Write out the records word for word, with no pictures.

[BEGIN Listing]

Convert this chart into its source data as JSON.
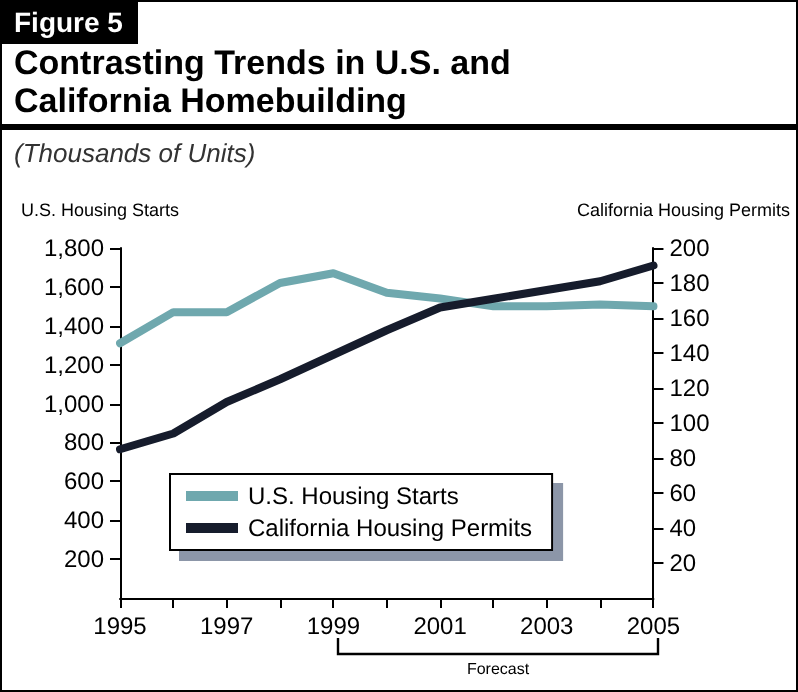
{
  "chart_data": {
    "type": "line",
    "annotations": [
      "Figure 5",
      "Forecast"
    ],
    "title": "Contrasting Trends in U.S. and California Homebuilding",
    "subtitle": "(Thousands of Units)",
    "ylabel": "U.S. Housing Starts",
    "y2label": "California Housing Permits",
    "x": [
      1995,
      1996,
      1997,
      1998,
      1999,
      2000,
      2001,
      2002,
      2003,
      2004,
      2005
    ],
    "series": [
      {
        "name": "U.S. Housing Starts",
        "color": "#6fa8ae",
        "values": [
          1310,
          1470,
          1470,
          1620,
          1670,
          1570,
          1540,
          1500,
          1500,
          1510,
          1500
        ]
      },
      {
        "name": "California Housing Permits",
        "color": "#161c2c",
        "axis": "y2",
        "values": [
          85,
          94,
          112,
          125,
          139,
          153,
          166,
          171,
          176,
          181,
          190
        ]
      }
    ],
    "xlim": [
      1995,
      2005
    ],
    "xticks": [
      1995,
      {
        "value": 1996,
        "label": null
      },
      1997,
      {
        "value": 1998,
        "label": null
      },
      1999,
      {
        "value": 2000,
        "label": null
      },
      2001,
      {
        "value": 2002,
        "label": null
      },
      2003,
      {
        "value": 2004,
        "label": null
      },
      2005
    ],
    "ylim": [
      0,
      1800
    ],
    "yticks": [
      {
        "value": 200,
        "label": "200"
      },
      {
        "value": 400,
        "label": "400"
      },
      {
        "value": 600,
        "label": "600"
      },
      {
        "value": 800,
        "label": "800"
      },
      {
        "value": 1000,
        "label": "1,000"
      },
      {
        "value": 1200,
        "label": "1,200"
      },
      {
        "value": 1400,
        "label": "1,400"
      },
      {
        "value": 1600,
        "label": "1,600"
      },
      {
        "value": 1800,
        "label": "1,800"
      }
    ],
    "y2lim": [
      0,
      200
    ],
    "y2ticks": [
      20,
      40,
      60,
      80,
      100,
      120,
      140,
      160,
      180,
      200
    ],
    "legend": "bottom",
    "grid": false,
    "marker": "none",
    "line_style": "solid"
  }
}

[END Listing]

- Exercise response:
Convert this chart into its source data as JSON.
{
  "chart_data": {
    "type": "line",
    "annotations": [
      "Figure 5",
      "Forecast"
    ],
    "title": "Contrasting Trends in U.S. and California Homebuilding",
    "subtitle": "(Thousands of Units)",
    "ylabel": "U.S. Housing Starts",
    "y2label": "California Housing Permits",
    "x": [
      1995,
      1996,
      1997,
      1998,
      1999,
      2000,
      2001,
      2002,
      2003,
      2004,
      2005
    ],
    "series": [
      {
        "name": "U.S. Housing Starts",
        "color": "#6fa8ae",
        "values": [
          1310,
          1470,
          1470,
          1620,
          1670,
          1570,
          1540,
          1500,
          1500,
          1510,
          1500
        ]
      },
      {
        "name": "California Housing Permits",
        "color": "#161c2c",
        "axis": "y2",
        "values": [
          85,
          94,
          112,
          125,
          139,
          153,
          166,
          171,
          176,
          181,
          190
        ]
      }
    ],
    "xlim": [
      1995,
      2005
    ],
    "xticks": [
      1995,
      {
        "value": 1996,
        "label": null
      },
      1997,
      {
        "value": 1998,
        "label": null
      },
      1999,
      {
        "value": 2000,
        "label": null
      },
      2001,
      {
        "value": 2002,
        "label": null
      },
      2003,
      {
        "value": 2004,
        "label": null
      },
      2005
    ],
    "ylim": [
      0,
      1800
    ],
    "yticks": [
      {
        "value": 200,
        "label": "200"
      },
      {
        "value": 400,
        "label": "400"
      },
      {
        "value": 600,
        "label": "600"
      },
      {
        "value": 800,
        "label": "800"
      },
      {
        "value": 1000,
        "label": "1,000"
      },
      {
        "value": 1200,
        "label": "1,200"
      },
      {
        "value": 1400,
        "label": "1,400"
      },
      {
        "value": 1600,
        "label": "1,600"
      },
      {
        "value": 1800,
        "label": "1,800"
      }
    ],
    "y2lim": [
      0,
      200
    ],
    "y2ticks": [
      20,
      40,
      60,
      80,
      100,
      120,
      140,
      160,
      180,
      200
    ],
    "legend": "bottom",
    "grid": false,
    "marker": "none",
    "line_style": "solid"
  }
}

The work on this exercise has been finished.